▼
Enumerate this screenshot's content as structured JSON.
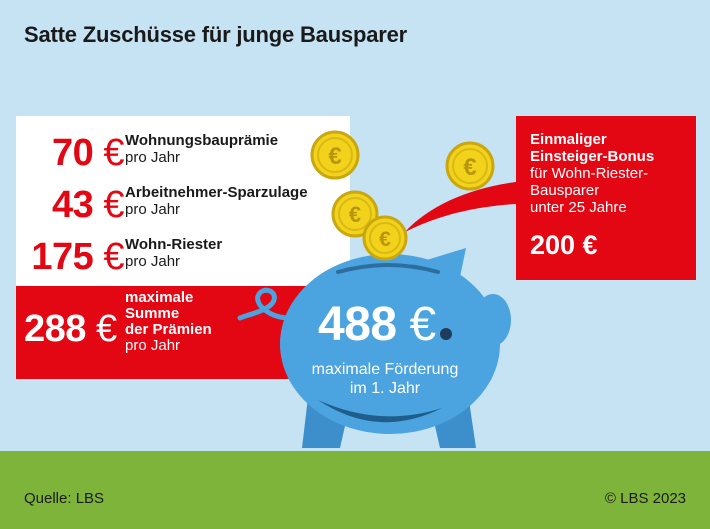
{
  "title": "Satte Zuschüsse für junge Bausparer",
  "rows": [
    {
      "amount": "70",
      "currency": "€",
      "label": "Wohnungsbauprämie",
      "period": "pro Jahr"
    },
    {
      "amount": "43",
      "currency": "€",
      "label": "Arbeitnehmer-Sparzulage",
      "period": "pro Jahr"
    },
    {
      "amount": "175",
      "currency": "€",
      "label": "Wohn-Riester",
      "period": "pro Jahr"
    }
  ],
  "sum": {
    "amount": "288",
    "currency": "€",
    "line1": "maximale",
    "line2": "Summe",
    "line3": "der Prämien",
    "line4": "pro Jahr"
  },
  "bonus": {
    "line1": "Einmaliger",
    "line2": "Einsteiger-Bonus",
    "line3": "für Wohn-Riester-",
    "line4": "Bausparer",
    "line5": "unter 25 Jahre",
    "amount": "200 €"
  },
  "pig": {
    "amount": "488",
    "currency": "€",
    "caption1": "maximale Förderung",
    "caption2": "im 1. Jahr"
  },
  "coin_symbol": "€",
  "footer": {
    "source": "Quelle: LBS",
    "copyright": "© LBS 2023"
  },
  "colors": {
    "sky": "#c6e3f4",
    "grass": "#7fb43a",
    "red": "#e30613",
    "pig": "#4ba3df",
    "coin": "#f3d21c"
  }
}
▲
• _Your task_
Exclude the images and reproduce the remaining data exactly.

• _Response to the task_
Enumerate this screenshot's content as structured JSON.
{
  "title": "Satte Zuschüsse für junge Bausparer",
  "rows": [
    {
      "amount": "70",
      "currency": "€",
      "label": "Wohnungsbauprämie",
      "period": "pro Jahr"
    },
    {
      "amount": "43",
      "currency": "€",
      "label": "Arbeitnehmer-Sparzulage",
      "period": "pro Jahr"
    },
    {
      "amount": "175",
      "currency": "€",
      "label": "Wohn-Riester",
      "period": "pro Jahr"
    }
  ],
  "sum": {
    "amount": "288",
    "currency": "€",
    "line1": "maximale",
    "line2": "Summe",
    "line3": "der Prämien",
    "line4": "pro Jahr"
  },
  "bonus": {
    "line1": "Einmaliger",
    "line2": "Einsteiger-Bonus",
    "line3": "für Wohn-Riester-",
    "line4": "Bausparer",
    "line5": "unter 25 Jahre",
    "amount": "200 €"
  },
  "pig": {
    "amount": "488",
    "currency": "€",
    "caption1": "maximale Förderung",
    "caption2": "im 1. Jahr"
  },
  "coin_symbol": "€",
  "footer": {
    "source": "Quelle: LBS",
    "copyright": "© LBS 2023"
  },
  "colors": {
    "sky": "#c6e3f4",
    "grass": "#7fb43a",
    "red": "#e30613",
    "pig": "#4ba3df",
    "coin": "#f3d21c"
  }
}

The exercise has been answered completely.